→ Teks yang diberikan:
■ ■ ■ ■

Lha, aku jelaskan kepada Si Mbak, kalau aku dapat info di internet, bla bla bla… Si Mbak tetap ngeyel juga. Aku malah mau ditawarin tiket mau Biak!. Waduh, jauh bangetttt bedanya. Biak dengan Wakatobi. Ketika aku bertemu dengan Hugua, bupati Wakatobi, beberapa saat setelah itu, aku jadi tahu, kalau Merpati terbang ke sana itu hanya uji coba. Pesawat uji coba memang menggunakan Merpati Airlines. Para penumpang ujicoba pesawat ini adalah para orang-orang tua, diajak keliling-keliling pulau Wangi-Wangi.

So, pilihannya hanya dengan kapal laut. Kalau diperinci perjalanan dari Makassar ke Bau-Bau selama 12 jam, disambung dari Bau-Bau ke Wakatobi selama tujuh jam. Itupuan dengan catatan kalau ombak laut sedang tenang dan bersahabat. Kalau tidak, belum bisa dipastikan berapa lama waktu yang kita butuhkan.

Ombak Laut Banda tidak pernah bisa diprediksi. Bisa mencapai 6 meter atau 7 meter. Aku ngeri membayangkan itu. Bukan apa-apa, karena aku tidak bisa berenang. Memalukan ya? Kalau memang tidak ada pilihan lain, aku sudah siap-siap membeli baju pelampung. Tapi ketakutan ini tidak bisa menghilangkan rasa excited. Penasaran bercampur takut. Semuanya bercampur menjadi satu, dan membuat perutku mules. Tapi, ya namanya adrenalin. Terpacu terus.

Lalu, datanglah kabar baik itu, dari seorang rekan di Kendari, Pak Ruslan. Kata Pak Ruslan, sekarang ada pesawat yang kesana. Maskapainya bernama Susi Air. Maskapai milik Susi Pudjiastuti, pengusaha perikanan asal Pantai Pangandaran, Jawa Barat. Kepada Susi Air, pemda menggunakan sistem charteran. Karena itu tidak heran, kalau di tiket kita, akan tertera Pemerintah Kabupaten Wakatobi.

■ ■ ■ ■

→ Permintaan yang diberikan a: Menurut teks tentang perjalanan ke Wakatobi, berapa lama perjalanan kapal laut dari Makassar ke Bau-Bau?

■ ■ ■ ■

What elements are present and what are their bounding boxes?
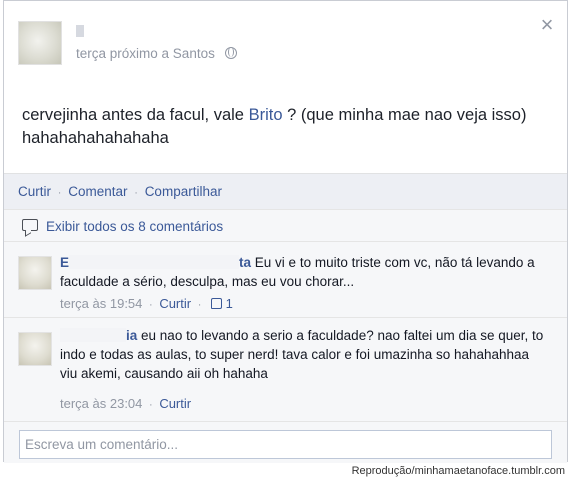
close-icon[interactable]: × <box>539 14 555 36</box>
separator: · <box>197 299 202 311</box>
post-actions-bar: Curtir · Comentar · Compartilhar <box>4 173 567 209</box>
commenter-name-start: E <box>60 255 70 270</box>
comment-link[interactable]: Comentar <box>68 184 127 199</box>
comment-body: ia eu nao to levando a serio a faculdade… <box>60 326 550 383</box>
image-credit: Reprodução/minhamaetanoface.tumblr.com <box>351 465 565 477</box>
post-actions: Curtir · Comentar · Compartilhar <box>18 184 222 199</box>
like-count[interactable]: 1 <box>226 296 233 311</box>
share-link[interactable]: Compartilhar <box>145 184 222 199</box>
view-all-comments-link[interactable]: Exibir todos os 8 comentários <box>46 219 223 234</box>
commenter-avatar[interactable] <box>18 332 52 366</box>
separator: · <box>149 399 153 411</box>
commenter-name[interactable]: Eta <box>60 255 251 270</box>
author-name[interactable]: L <box>76 23 92 39</box>
post-timestamp[interactable]: terça <box>76 46 106 61</box>
comment-meta: terça às 19:54 · Curtir · 1 <box>60 296 233 311</box>
separator: · <box>149 299 153 311</box>
commenter-avatar[interactable] <box>18 256 52 290</box>
author-avatar[interactable] <box>18 21 62 65</box>
comment-item: Eta Eu vi e to muito triste com vc, não … <box>4 241 567 317</box>
view-all-comments-row[interactable]: Exibir todos os 8 comentários <box>4 209 567 241</box>
comment-composer <box>4 421 567 463</box>
comment-timestamp[interactable]: terça às 19:54 <box>60 296 142 311</box>
post-header: L terça próximo a Santos × <box>4 1 567 91</box>
post-message: cervejinha antes da facul, vale Brito ? … <box>22 104 542 150</box>
separator: · <box>134 187 138 199</box>
comment-input[interactable] <box>19 430 552 459</box>
comment-bubble-icon <box>22 219 38 231</box>
post-card: L terça próximo a Santos × cervejinha an… <box>3 0 568 463</box>
comment-meta: terça às 23:04 · Curtir <box>60 396 191 411</box>
redaction-block <box>69 255 240 269</box>
comment-like-link[interactable]: Curtir <box>159 396 191 411</box>
post-location[interactable]: próximo a Santos <box>110 46 215 61</box>
commenter-name-end: ta <box>239 255 252 270</box>
separator: · <box>57 187 62 199</box>
redaction-block <box>60 328 126 342</box>
globe-icon <box>224 47 237 59</box>
post-text-start: cervejinha antes da facul, vale <box>22 106 249 124</box>
comment-item: ia eu nao to levando a serio a faculdade… <box>4 317 567 421</box>
commenter-name-end: ia <box>126 328 138 343</box>
mention-link[interactable]: Brito <box>249 106 283 124</box>
commenter-name[interactable]: ia <box>60 328 137 343</box>
comment-body: Eta Eu vi e to muito triste com vc, não … <box>60 253 550 291</box>
like-link[interactable]: Curtir <box>18 184 51 199</box>
thumbs-up-icon[interactable] <box>211 298 223 309</box>
comment-like-link[interactable]: Curtir <box>159 296 191 311</box>
comment-timestamp[interactable]: terça às 23:04 <box>60 396 142 411</box>
post-meta: terça próximo a Santos <box>76 46 237 61</box>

■ ■ ■ ■

→ Permintaan yang diberikan b: Kutip persis bagian dari baris data di atas yang dibuka dengan baris berisi "close-icon[interactable]: × <box>539" dan ditutup dengan baris berisi "image-credit: Reprodução/minhamaetanoface.tumblr.com <box>351". Kedua baris itu ikut disertakan.

→ Jawaban lengkap a: Perjalanan kapal laut dari Makassar ke Bau-Bau memakan waktu 12 jam.

→ Jawaban lengkap b:
close-icon[interactable]: × <box>539 14 555 36</box>
separator: · <box>197 299 202 311</box>
post-actions-bar: Curtir · Comentar · Compartilhar <box>4 173 567 209</box>
commenter-name-start: E <box>60 255 70 270</box>
comment-link[interactable]: Comentar <box>68 184 127 199</box>
comment-body: ia eu nao to levando a serio a faculdade… <box>60 326 550 383</box>
image-credit: Reprodução/minhamaetanoface.tumblr.com <box>351 465 565 477</box>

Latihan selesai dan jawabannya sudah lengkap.